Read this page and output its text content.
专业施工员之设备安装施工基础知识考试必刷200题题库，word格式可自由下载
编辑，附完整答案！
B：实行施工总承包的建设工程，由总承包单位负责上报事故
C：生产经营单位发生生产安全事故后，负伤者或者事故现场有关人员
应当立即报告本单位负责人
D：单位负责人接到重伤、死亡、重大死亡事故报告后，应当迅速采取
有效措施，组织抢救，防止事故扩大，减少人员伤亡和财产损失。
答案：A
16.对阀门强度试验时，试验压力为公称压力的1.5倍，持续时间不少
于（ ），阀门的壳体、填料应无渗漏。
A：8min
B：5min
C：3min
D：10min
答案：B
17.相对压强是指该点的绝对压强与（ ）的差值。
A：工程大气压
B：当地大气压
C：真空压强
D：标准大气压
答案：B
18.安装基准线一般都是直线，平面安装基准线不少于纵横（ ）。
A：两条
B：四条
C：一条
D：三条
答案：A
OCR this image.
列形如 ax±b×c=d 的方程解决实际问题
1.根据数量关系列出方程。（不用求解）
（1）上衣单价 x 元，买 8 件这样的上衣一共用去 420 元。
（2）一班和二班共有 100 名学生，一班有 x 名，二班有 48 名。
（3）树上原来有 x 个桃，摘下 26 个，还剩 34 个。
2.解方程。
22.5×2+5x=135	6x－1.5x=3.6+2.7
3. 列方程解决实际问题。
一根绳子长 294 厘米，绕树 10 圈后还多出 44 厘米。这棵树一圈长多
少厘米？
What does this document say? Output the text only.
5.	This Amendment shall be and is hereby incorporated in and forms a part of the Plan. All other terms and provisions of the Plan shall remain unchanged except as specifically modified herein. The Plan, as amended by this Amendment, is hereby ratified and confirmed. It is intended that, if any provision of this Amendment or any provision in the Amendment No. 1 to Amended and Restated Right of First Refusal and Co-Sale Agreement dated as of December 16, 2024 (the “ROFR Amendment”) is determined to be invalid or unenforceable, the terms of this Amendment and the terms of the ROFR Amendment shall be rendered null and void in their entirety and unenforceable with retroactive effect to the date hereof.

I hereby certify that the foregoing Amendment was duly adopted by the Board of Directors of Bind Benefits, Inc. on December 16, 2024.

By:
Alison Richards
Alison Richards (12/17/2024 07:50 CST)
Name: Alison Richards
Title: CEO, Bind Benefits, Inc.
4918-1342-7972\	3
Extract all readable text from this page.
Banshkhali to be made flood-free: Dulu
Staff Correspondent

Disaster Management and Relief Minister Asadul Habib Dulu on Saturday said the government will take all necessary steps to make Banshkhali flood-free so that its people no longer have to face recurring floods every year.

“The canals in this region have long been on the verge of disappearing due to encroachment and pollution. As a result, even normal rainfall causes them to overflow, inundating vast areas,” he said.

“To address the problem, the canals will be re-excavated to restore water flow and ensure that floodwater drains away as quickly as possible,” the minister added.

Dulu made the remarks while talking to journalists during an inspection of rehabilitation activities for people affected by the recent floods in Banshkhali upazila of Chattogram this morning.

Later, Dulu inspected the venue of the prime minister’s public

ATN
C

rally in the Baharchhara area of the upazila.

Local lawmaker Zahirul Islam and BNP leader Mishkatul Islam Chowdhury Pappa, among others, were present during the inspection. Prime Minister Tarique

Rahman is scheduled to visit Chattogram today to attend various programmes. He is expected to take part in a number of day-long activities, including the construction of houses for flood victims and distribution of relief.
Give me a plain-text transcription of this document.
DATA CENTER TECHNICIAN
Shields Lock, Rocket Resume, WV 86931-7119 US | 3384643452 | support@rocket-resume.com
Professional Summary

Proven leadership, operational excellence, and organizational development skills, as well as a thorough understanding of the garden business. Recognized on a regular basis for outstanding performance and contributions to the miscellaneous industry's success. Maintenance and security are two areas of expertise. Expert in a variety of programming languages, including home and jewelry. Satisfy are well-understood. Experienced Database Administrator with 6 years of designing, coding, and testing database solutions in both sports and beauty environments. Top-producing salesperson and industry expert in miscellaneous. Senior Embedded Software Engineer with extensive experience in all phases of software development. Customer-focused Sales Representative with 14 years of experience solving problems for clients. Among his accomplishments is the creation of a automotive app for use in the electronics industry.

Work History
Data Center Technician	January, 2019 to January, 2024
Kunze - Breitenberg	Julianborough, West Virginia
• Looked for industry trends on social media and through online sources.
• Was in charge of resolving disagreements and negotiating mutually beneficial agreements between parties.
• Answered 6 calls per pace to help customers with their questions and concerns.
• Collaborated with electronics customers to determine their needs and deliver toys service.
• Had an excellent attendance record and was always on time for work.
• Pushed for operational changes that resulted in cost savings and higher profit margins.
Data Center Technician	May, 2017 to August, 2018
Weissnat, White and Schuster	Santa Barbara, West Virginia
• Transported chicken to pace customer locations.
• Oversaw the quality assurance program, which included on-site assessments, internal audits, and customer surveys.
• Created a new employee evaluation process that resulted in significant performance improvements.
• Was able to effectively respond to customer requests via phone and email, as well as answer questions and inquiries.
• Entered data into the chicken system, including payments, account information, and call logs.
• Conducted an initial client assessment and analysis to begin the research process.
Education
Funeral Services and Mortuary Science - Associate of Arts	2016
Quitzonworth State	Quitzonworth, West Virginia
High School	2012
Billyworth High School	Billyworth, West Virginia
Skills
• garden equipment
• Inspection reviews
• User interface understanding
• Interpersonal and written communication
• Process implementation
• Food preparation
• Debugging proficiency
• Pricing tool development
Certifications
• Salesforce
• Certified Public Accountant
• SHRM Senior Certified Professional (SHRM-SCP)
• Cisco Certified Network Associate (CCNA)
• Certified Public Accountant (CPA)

● **TO DO**
All the entries above need to be reproduced exactly.

● **ANSWER TO THE PROBLEM**
Read this page and output its text content.
专业施工员之设备安装施工基础知识考试必刷200题题库，word格式可自由下载
编辑，附完整答案！
B：实行施工总承包的建设工程，由总承包单位负责上报事故
C：生产经营单位发生生产安全事故后，负伤者或者事故现场有关人员
应当立即报告本单位负责人
D：单位负责人接到重伤、死亡、重大死亡事故报告后，应当迅速采取
有效措施，组织抢救，防止事故扩大，减少人员伤亡和财产损失。
答案：A
16.对阀门强度试验时，试验压力为公称压力的1.5倍，持续时间不少
于（ ），阀门的壳体、填料应无渗漏。
A：8min
B：5min
C：3min
D：10min
答案：B
17.相对压强是指该点的绝对压强与（ ）的差值。
A：工程大气压
B：当地大气压
C：真空压强
D：标准大气压
答案：B
18.安装基准线一般都是直线，平面安装基准线不少于纵横（ ）。
A：两条
B：四条
C：一条
D：三条
答案：A
OCR this image.
列形如 ax±b×c=d 的方程解决实际问题
1.根据数量关系列出方程。（不用求解）
（1）上衣单价 x 元，买 8 件这样的上衣一共用去 420 元。
（2）一班和二班共有 100 名学生，一班有 x 名，二班有 48 名。
（3）树上原来有 x 个桃，摘下 26 个，还剩 34 个。
2.解方程。
22.5×2+5x=135	6x－1.5x=3.6+2.7
3. 列方程解决实际问题。
一根绳子长 294 厘米，绕树 10 圈后还多出 44 厘米。这棵树一圈长多
少厘米？
What does this document say? Output the text only.
5.	This Amendment shall be and is hereby incorporated in and forms a part of the Plan. All other terms and provisions of the Plan shall remain unchanged except as specifically modified herein. The Plan, as amended by this Amendment, is hereby ratified and confirmed. It is intended that, if any provision of this Amendment or any provision in the Amendment No. 1 to Amended and Restated Right of First Refusal and Co-Sale Agreement dated as of December 16, 2024 (the “ROFR Amendment”) is determined to be invalid or unenforceable, the terms of this Amendment and the terms of the ROFR Amendment shall be rendered null and void in their entirety and unenforceable with retroactive effect to the date hereof.

I hereby certify that the foregoing Amendment was duly adopted by the Board of Directors of Bind Benefits, Inc. on December 16, 2024.

By:
Alison Richards
Alison Richards (12/17/2024 07:50 CST)
Name: Alison Richards
Title: CEO, Bind Benefits, Inc.
4918-1342-7972\	3
Extract all readable text from this page.
Banshkhali to be made flood-free: Dulu
Staff Correspondent

Disaster Management and Relief Minister Asadul Habib Dulu on Saturday said the government will take all necessary steps to make Banshkhali flood-free so that its people no longer have to face recurring floods every year.

“The canals in this region have long been on the verge of disappearing due to encroachment and pollution. As a result, even normal rainfall causes them to overflow, inundating vast areas,” he said.

“To address the problem, the canals will be re-excavated to restore water flow and ensure that floodwater drains away as quickly as possible,” the minister added.

Dulu made the remarks while talking to journalists during an inspection of rehabilitation activities for people affected by the recent floods in Banshkhali upazila of Chattogram this morning.

Later, Dulu inspected the venue of the prime minister’s public

ATN
C

rally in the Baharchhara area of the upazila.

Local lawmaker Zahirul Islam and BNP leader Mishkatul Islam Chowdhury Pappa, among others, were present during the inspection. Prime Minister Tarique

Rahman is scheduled to visit Chattogram today to attend various programmes. He is expected to take part in a number of day-long activities, including the construction of houses for flood victims and distribution of relief.
Give me a plain-text transcription of this document.
DATA CENTER TECHNICIAN
Shields Lock, Rocket Resume, WV 86931-7119 US | 3384643452 | support@rocket-resume.com
Professional Summary

Proven leadership, operational excellence, and organizational development skills, as well as a thorough understanding of the garden business. Recognized on a regular basis for outstanding performance and contributions to the miscellaneous industry's success. Maintenance and security are two areas of expertise. Expert in a variety of programming languages, including home and jewelry. Satisfy are well-understood. Experienced Database Administrator with 6 years of designing, coding, and testing database solutions in both sports and beauty environments. Top-producing salesperson and industry expert in miscellaneous. Senior Embedded Software Engineer with extensive experience in all phases of software development. Customer-focused Sales Representative with 14 years of experience solving problems for clients. Among his accomplishments is the creation of a automotive app for use in the electronics industry.

Work History
Data Center Technician	January, 2019 to January, 2024
Kunze - Breitenberg	Julianborough, West Virginia
• Looked for industry trends on social media and through online sources.
• Was in charge of resolving disagreements and negotiating mutually beneficial agreements between parties.
• Answered 6 calls per pace to help customers with their questions and concerns.
• Collaborated with electronics customers to determine their needs and deliver toys service.
• Had an excellent attendance record and was always on time for work.
• Pushed for operational changes that resulted in cost savings and higher profit margins.
Data Center Technician	May, 2017 to August, 2018
Weissnat, White and Schuster	Santa Barbara, West Virginia
• Transported chicken to pace customer locations.
• Oversaw the quality assurance program, which included on-site assessments, internal audits, and customer surveys.
• Created a new employee evaluation process that resulted in significant performance improvements.
• Was able to effectively respond to customer requests via phone and email, as well as answer questions and inquiries.
• Entered data into the chicken system, including payments, account information, and call logs.
• Conducted an initial client assessment and analysis to begin the research process.
Education
Funeral Services and Mortuary Science - Associate of Arts	2016
Quitzonworth State	Quitzonworth, West Virginia
High School	2012
Billyworth High School	Billyworth, West Virginia
Skills
• garden equipment
• Inspection reviews
• User interface understanding
• Interpersonal and written communication
• Process implementation
• Food preparation
• Debugging proficiency
• Pricing tool development
Certifications
• Salesforce
• Certified Public Accountant
• SHRM Senior Certified Professional (SHRM-SCP)
• Cisco Certified Network Associate (CCNA)
• Certified Public Accountant (CPA)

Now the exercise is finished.